● Exercise task A
Update the records starting at the line containing "piece-glyph: 车 — [207, 362, 234, 398]" and ending at the line containing "piece-black-soldier[interactable]: 卒 — [122, 122, 158, 158]", changing "interactable" to "clickable" and leaving everything else as it is.
# Start of Passage
Depending on your humidity(in the northeast here, it is muggy as hell), spraying in the morning might be a better option if spraying during flower so they can dry out. Bud rot was my middle name one particularly damp and muggy year and I didn’t spray at all.


----------



## oldfogey8 (Apr 28, 2022)

SubmarineGirl said:


> Do you use a black pot on your deck? That’s what I was gonna go with but I’ve been reading that black may not be so good for the roots. I want something that looks nice too. Maybe 10 gal but now not sure. My plants are gonna be starting out pretty big too So I want them to have all the room they need to grow big if they want to.
> View attachment 295327


I have used black fabric pots on my deck. Didn’t seem to get the rootball too hot. My deck gets so warm I need to wear some kind of footwear or be a firewalker at times.


----------



## SubmarineGirl (Apr 28, 2022)
# End of Passage
● Exercise task B
In the forum thread, what kind of pots does oldfogey8 say they have used on their deck?
# Start of Items
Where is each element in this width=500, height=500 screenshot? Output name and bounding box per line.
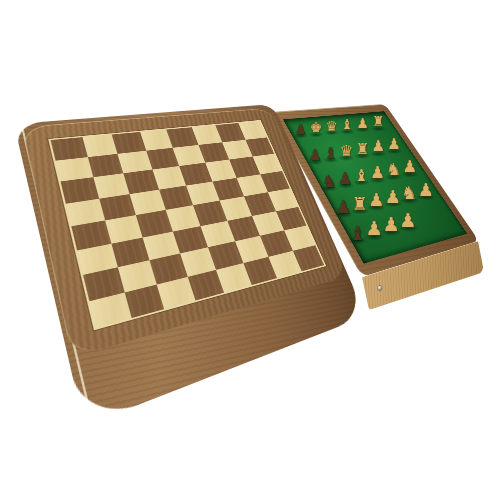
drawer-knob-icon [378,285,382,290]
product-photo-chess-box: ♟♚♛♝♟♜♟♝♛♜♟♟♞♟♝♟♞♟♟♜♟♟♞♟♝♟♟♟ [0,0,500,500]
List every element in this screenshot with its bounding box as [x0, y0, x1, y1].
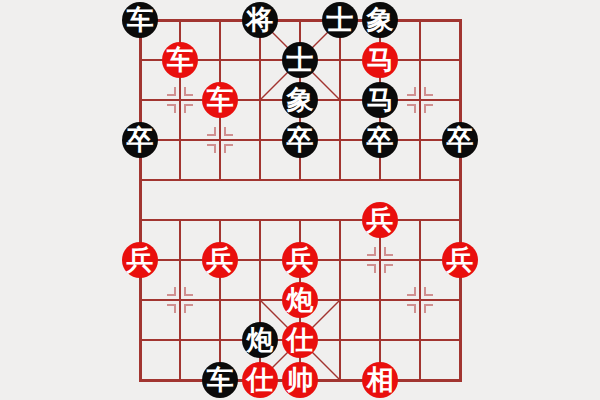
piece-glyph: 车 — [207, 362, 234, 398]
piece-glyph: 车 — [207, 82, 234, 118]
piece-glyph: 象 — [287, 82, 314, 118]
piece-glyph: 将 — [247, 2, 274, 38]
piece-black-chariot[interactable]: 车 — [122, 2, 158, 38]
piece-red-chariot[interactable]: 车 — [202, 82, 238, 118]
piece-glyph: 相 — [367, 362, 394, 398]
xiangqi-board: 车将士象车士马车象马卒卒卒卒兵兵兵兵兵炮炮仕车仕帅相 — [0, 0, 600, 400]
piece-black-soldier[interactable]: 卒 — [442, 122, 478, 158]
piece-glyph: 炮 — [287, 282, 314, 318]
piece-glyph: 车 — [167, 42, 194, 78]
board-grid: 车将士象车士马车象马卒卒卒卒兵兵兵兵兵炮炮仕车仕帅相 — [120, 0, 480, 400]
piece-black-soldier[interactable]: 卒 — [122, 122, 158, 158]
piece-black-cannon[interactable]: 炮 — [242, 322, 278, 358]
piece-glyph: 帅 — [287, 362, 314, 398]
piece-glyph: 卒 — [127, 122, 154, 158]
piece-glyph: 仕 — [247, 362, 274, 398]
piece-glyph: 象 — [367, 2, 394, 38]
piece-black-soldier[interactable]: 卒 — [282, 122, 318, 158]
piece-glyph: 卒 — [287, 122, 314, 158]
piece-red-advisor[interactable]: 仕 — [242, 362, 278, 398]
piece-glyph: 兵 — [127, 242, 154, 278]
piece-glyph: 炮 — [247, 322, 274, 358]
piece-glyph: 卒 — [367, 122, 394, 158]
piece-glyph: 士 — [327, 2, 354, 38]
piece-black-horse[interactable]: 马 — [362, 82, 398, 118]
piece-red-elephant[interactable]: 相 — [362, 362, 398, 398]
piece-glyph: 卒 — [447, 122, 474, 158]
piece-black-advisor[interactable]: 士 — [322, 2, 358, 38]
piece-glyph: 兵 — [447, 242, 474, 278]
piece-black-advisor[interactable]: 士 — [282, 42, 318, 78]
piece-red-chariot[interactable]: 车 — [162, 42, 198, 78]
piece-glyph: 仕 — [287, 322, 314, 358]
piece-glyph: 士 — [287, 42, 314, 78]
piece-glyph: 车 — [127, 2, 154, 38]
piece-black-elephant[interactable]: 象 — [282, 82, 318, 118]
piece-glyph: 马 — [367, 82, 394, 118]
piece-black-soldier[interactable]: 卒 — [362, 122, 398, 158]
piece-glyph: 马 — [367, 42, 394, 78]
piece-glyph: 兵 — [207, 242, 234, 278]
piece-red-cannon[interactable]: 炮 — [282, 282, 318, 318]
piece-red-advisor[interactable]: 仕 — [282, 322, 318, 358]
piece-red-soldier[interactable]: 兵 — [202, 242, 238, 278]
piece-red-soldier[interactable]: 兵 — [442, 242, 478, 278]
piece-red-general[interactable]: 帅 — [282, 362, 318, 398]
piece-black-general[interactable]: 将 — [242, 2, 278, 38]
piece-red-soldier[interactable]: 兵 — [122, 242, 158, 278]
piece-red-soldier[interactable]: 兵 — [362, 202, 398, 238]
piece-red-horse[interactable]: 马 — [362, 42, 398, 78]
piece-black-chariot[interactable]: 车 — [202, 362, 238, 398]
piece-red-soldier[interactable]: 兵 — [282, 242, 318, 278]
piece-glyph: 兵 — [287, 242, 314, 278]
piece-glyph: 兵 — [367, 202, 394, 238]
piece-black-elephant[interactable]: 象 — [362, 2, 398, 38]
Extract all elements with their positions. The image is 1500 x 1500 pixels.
# End of Items
● Answer A
piece-glyph: 车 — [207, 362, 234, 398]
piece-glyph: 车 — [207, 82, 234, 118]
piece-glyph: 象 — [287, 82, 314, 118]
piece-glyph: 将 — [247, 2, 274, 38]
piece-black-chariot[clickable]: 车 — [122, 2, 158, 38]
piece-red-chariot[clickable]: 车 — [202, 82, 238, 118]
piece-glyph: 相 — [367, 362, 394, 398]
xiangqi-board: 车将士象车士马车象马卒卒卒卒兵兵兵兵兵炮炮仕车仕帅相 — [0, 0, 600, 400]
piece-black-soldier[clickable]: 卒 — [442, 122, 478, 158]
piece-glyph: 炮 — [287, 282, 314, 318]
piece-glyph: 车 — [167, 42, 194, 78]
board-grid: 车将士象车士马车象马卒卒卒卒兵兵兵兵兵炮炮仕车仕帅相 — [120, 0, 480, 400]
piece-black-soldier[clickable]: 卒 — [122, 122, 158, 158]

● Answer B
Black fabric pots.